### Written problem
Take all the material and copy it exactly.

** begin Data supplied **

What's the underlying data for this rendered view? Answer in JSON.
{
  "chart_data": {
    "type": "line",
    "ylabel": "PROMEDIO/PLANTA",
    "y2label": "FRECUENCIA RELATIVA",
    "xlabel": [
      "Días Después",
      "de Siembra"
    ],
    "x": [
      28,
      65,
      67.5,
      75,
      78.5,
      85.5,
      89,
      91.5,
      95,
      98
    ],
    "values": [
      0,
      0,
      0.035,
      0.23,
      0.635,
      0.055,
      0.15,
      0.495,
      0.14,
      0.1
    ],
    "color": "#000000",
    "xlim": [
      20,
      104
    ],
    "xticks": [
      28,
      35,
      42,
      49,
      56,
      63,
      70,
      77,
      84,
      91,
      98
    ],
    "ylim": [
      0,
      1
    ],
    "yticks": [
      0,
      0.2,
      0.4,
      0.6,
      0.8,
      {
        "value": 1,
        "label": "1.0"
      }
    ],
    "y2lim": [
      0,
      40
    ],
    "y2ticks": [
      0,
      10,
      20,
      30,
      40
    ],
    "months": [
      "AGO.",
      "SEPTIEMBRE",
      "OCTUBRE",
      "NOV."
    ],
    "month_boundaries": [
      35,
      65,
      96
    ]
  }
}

** end Data supplied **

### Complete response
What's the underlying data for this rendered view? Answer in JSON.
{
  "chart_data": {
    "type": "line",
    "ylabel": "PROMEDIO/PLANTA",
    "y2label": "FRECUENCIA RELATIVA",
    "xlabel": [
      "Días Después",
      "de Siembra"
    ],
    "x": [
      28,
      65,
      67.5,
      75,
      78.5,
      85.5,
      89,
      91.5,
      95,
      98
    ],
    "values": [
      0,
      0,
      0.035,
      0.23,
      0.635,
      0.055,
      0.15,
      0.495,
      0.14,
      0.1
    ],
    "color": "#000000",
    "xlim": [
      20,
      104
    ],
    "xticks": [
      28,
      35,
      42,
      49,
      56,
      63,
      70,
      77,
      84,
      91,
      98
    ],
    "ylim": [
      0,
      1
    ],
    "yticks": [
      0,
      0.2,
      0.4,
      0.6,
      0.8,
      {
        "value": 1,
        "label": "1.0"
      }
    ],
    "y2lim": [
      0,
      40
    ],
    "y2ticks": [
      0,
      10,
      20,
      30,
      40
    ],
    "months": [
      "AGO.",
      "SEPTIEMBRE",
      "OCTUBRE",
      "NOV."
    ],
    "month_boundaries": [
      35,
      65,
      96
    ]
  }
}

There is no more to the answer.